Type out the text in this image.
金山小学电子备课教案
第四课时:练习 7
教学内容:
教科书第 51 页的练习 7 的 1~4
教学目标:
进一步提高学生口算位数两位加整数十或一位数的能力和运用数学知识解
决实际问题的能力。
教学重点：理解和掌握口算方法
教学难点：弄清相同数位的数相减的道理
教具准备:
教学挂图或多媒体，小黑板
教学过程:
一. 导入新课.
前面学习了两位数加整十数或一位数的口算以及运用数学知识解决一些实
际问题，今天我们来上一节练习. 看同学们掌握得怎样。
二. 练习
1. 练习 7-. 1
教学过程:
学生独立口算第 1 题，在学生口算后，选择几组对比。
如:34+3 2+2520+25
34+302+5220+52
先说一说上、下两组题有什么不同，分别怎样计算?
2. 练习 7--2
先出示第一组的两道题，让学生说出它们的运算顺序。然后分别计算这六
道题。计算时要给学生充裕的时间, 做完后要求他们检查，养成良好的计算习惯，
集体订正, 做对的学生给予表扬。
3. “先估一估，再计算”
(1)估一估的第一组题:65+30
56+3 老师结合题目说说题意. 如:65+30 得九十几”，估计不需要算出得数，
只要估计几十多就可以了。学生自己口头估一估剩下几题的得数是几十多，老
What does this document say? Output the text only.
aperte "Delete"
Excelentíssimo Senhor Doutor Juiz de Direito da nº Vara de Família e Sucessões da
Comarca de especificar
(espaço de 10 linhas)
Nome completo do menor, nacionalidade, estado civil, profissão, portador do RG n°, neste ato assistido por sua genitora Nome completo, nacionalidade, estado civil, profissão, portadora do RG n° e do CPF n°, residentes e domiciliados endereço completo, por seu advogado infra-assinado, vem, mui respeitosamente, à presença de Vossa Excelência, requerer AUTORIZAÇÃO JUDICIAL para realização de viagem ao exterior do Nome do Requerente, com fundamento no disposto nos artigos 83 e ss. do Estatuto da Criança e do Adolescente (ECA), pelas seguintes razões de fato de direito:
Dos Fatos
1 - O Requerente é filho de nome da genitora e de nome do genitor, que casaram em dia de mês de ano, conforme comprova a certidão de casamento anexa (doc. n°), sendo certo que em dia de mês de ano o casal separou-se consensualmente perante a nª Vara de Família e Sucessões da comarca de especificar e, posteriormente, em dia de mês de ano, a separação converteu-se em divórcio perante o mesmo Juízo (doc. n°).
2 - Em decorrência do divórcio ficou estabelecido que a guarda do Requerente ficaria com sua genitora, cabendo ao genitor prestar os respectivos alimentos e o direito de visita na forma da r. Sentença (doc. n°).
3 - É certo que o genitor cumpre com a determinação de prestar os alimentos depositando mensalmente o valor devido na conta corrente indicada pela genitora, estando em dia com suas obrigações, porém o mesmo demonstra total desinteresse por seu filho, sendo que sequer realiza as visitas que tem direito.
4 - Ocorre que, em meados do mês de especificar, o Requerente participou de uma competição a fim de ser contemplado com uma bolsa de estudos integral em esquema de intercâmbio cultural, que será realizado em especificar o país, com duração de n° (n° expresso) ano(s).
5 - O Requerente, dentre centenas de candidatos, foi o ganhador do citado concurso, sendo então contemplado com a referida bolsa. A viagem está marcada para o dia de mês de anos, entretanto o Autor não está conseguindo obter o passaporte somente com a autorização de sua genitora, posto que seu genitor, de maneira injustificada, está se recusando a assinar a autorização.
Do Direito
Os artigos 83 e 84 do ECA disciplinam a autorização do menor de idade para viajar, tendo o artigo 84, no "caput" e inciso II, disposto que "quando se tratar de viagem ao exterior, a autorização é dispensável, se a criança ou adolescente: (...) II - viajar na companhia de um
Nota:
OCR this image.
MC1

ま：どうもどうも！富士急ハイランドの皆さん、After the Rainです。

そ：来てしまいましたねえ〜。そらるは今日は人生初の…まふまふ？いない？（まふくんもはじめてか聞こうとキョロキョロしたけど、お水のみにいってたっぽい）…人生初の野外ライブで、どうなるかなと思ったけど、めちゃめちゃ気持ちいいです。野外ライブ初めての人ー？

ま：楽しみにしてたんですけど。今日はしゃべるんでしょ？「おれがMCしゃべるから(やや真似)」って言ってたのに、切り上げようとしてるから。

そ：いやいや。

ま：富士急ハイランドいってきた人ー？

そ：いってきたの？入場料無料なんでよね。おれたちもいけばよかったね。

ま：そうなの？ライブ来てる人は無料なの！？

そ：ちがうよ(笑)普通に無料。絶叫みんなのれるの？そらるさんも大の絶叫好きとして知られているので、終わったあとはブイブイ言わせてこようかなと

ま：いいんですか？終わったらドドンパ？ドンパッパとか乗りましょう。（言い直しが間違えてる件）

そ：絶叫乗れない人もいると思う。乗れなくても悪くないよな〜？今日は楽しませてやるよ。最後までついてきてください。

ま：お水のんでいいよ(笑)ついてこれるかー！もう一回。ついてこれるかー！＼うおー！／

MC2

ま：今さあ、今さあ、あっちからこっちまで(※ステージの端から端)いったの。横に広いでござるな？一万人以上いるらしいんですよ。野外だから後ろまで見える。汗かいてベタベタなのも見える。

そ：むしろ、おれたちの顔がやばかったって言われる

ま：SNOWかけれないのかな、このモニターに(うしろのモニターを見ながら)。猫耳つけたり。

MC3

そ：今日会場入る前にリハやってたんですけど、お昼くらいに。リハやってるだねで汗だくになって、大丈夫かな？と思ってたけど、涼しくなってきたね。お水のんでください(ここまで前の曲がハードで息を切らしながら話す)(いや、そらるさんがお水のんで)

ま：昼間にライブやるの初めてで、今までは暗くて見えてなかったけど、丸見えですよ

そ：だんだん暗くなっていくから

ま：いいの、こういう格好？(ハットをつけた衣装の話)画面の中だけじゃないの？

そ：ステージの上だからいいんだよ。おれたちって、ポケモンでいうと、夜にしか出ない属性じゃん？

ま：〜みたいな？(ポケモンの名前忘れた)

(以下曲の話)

» **Prompt**
Repeat the material above exactly.

» **Response**
Type out the text in this image.
金山小学电子备课教案
第四课时:练习 7
教学内容:
教科书第 51 页的练习 7 的 1~4
教学目标:
进一步提高学生口算位数两位加整数十或一位数的能力和运用数学知识解
决实际问题的能力。
教学重点：理解和掌握口算方法
教学难点：弄清相同数位的数相减的道理
教具准备:
教学挂图或多媒体，小黑板
教学过程:
一. 导入新课.
前面学习了两位数加整十数或一位数的口算以及运用数学知识解决一些实
际问题，今天我们来上一节练习. 看同学们掌握得怎样。
二. 练习
1. 练习 7-. 1
教学过程:
学生独立口算第 1 题，在学生口算后，选择几组对比。
如:34+3 2+2520+25
34+302+5220+52
先说一说上、下两组题有什么不同，分别怎样计算?
2. 练习 7--2
先出示第一组的两道题，让学生说出它们的运算顺序。然后分别计算这六
道题。计算时要给学生充裕的时间, 做完后要求他们检查，养成良好的计算习惯，
集体订正, 做对的学生给予表扬。
3. “先估一估，再计算”
(1)估一估的第一组题:65+30
56+3 老师结合题目说说题意. 如:65+30 得九十几”，估计不需要算出得数，
只要估计几十多就可以了。学生自己口头估一估剩下几题的得数是几十多，老
What does this document say? Output the text only.
aperte "Delete"
Excelentíssimo Senhor Doutor Juiz de Direito da nº Vara de Família e Sucessões da
Comarca de especificar
(espaço de 10 linhas)
Nome completo do menor, nacionalidade, estado civil, profissão, portador do RG n°, neste ato assistido por sua genitora Nome completo, nacionalidade, estado civil, profissão, portadora do RG n° e do CPF n°, residentes e domiciliados endereço completo, por seu advogado infra-assinado, vem, mui respeitosamente, à presença de Vossa Excelência, requerer AUTORIZAÇÃO JUDICIAL para realização de viagem ao exterior do Nome do Requerente, com fundamento no disposto nos artigos 83 e ss. do Estatuto da Criança e do Adolescente (ECA), pelas seguintes razões de fato de direito:
Dos Fatos
1 - O Requerente é filho de nome da genitora e de nome do genitor, que casaram em dia de mês de ano, conforme comprova a certidão de casamento anexa (doc. n°), sendo certo que em dia de mês de ano o casal separou-se consensualmente perante a nª Vara de Família e Sucessões da comarca de especificar e, posteriormente, em dia de mês de ano, a separação converteu-se em divórcio perante o mesmo Juízo (doc. n°).
2 - Em decorrência do divórcio ficou estabelecido que a guarda do Requerente ficaria com sua genitora, cabendo ao genitor prestar os respectivos alimentos e o direito de visita na forma da r. Sentença (doc. n°).
3 - É certo que o genitor cumpre com a determinação de prestar os alimentos depositando mensalmente o valor devido na conta corrente indicada pela genitora, estando em dia com suas obrigações, porém o mesmo demonstra total desinteresse por seu filho, sendo que sequer realiza as visitas que tem direito.
4 - Ocorre que, em meados do mês de especificar, o Requerente participou de uma competição a fim de ser contemplado com uma bolsa de estudos integral em esquema de intercâmbio cultural, que será realizado em especificar o país, com duração de n° (n° expresso) ano(s).
5 - O Requerente, dentre centenas de candidatos, foi o ganhador do citado concurso, sendo então contemplado com a referida bolsa. A viagem está marcada para o dia de mês de anos, entretanto o Autor não está conseguindo obter o passaporte somente com a autorização de sua genitora, posto que seu genitor, de maneira injustificada, está se recusando a assinar a autorização.
Do Direito
Os artigos 83 e 84 do ECA disciplinam a autorização do menor de idade para viajar, tendo o artigo 84, no "caput" e inciso II, disposto que "quando se tratar de viagem ao exterior, a autorização é dispensável, se a criança ou adolescente: (...) II - viajar na companhia de um
Nota:
OCR this image.
MC1

ま：どうもどうも！富士急ハイランドの皆さん、After the Rainです。

そ：来てしまいましたねえ〜。そらるは今日は人生初の…まふまふ？いない？（まふくんもはじめてか聞こうとキョロキョロしたけど、お水のみにいってたっぽい）…人生初の野外ライブで、どうなるかなと思ったけど、めちゃめちゃ気持ちいいです。野外ライブ初めての人ー？

ま：楽しみにしてたんですけど。今日はしゃべるんでしょ？「おれがMCしゃべるから(やや真似)」って言ってたのに、切り上げようとしてるから。

そ：いやいや。

ま：富士急ハイランドいってきた人ー？

そ：いってきたの？入場料無料なんでよね。おれたちもいけばよかったね。

ま：そうなの？ライブ来てる人は無料なの！？

そ：ちがうよ(笑)普通に無料。絶叫みんなのれるの？そらるさんも大の絶叫好きとして知られているので、終わったあとはブイブイ言わせてこようかなと

ま：いいんですか？終わったらドドンパ？ドンパッパとか乗りましょう。（言い直しが間違えてる件）

そ：絶叫乗れない人もいると思う。乗れなくても悪くないよな〜？今日は楽しませてやるよ。最後までついてきてください。

ま：お水のんでいいよ(笑)ついてこれるかー！もう一回。ついてこれるかー！＼うおー！／

MC2

ま：今さあ、今さあ、あっちからこっちまで(※ステージの端から端)いったの。横に広いでござるな？一万人以上いるらしいんですよ。野外だから後ろまで見える。汗かいてベタベタなのも見える。

そ：むしろ、おれたちの顔がやばかったって言われる

ま：SNOWかけれないのかな、このモニターに(うしろのモニターを見ながら)。猫耳つけたり。

MC3

そ：今日会場入る前にリハやってたんですけど、お昼くらいに。リハやってるだねで汗だくになって、大丈夫かな？と思ってたけど、涼しくなってきたね。お水のんでください(ここまで前の曲がハードで息を切らしながら話す)(いや、そらるさんがお水のんで)

ま：昼間にライブやるの初めてで、今までは暗くて見えてなかったけど、丸見えですよ

そ：だんだん暗くなっていくから

ま：いいの、こういう格好？(ハットをつけた衣装の話)画面の中だけじゃないの？

そ：ステージの上だからいいんだよ。おれたちって、ポケモンでいうと、夜にしか出ない属性じゃん？

ま：〜みたいな？(ポケモンの名前忘れた)

(以下曲の話)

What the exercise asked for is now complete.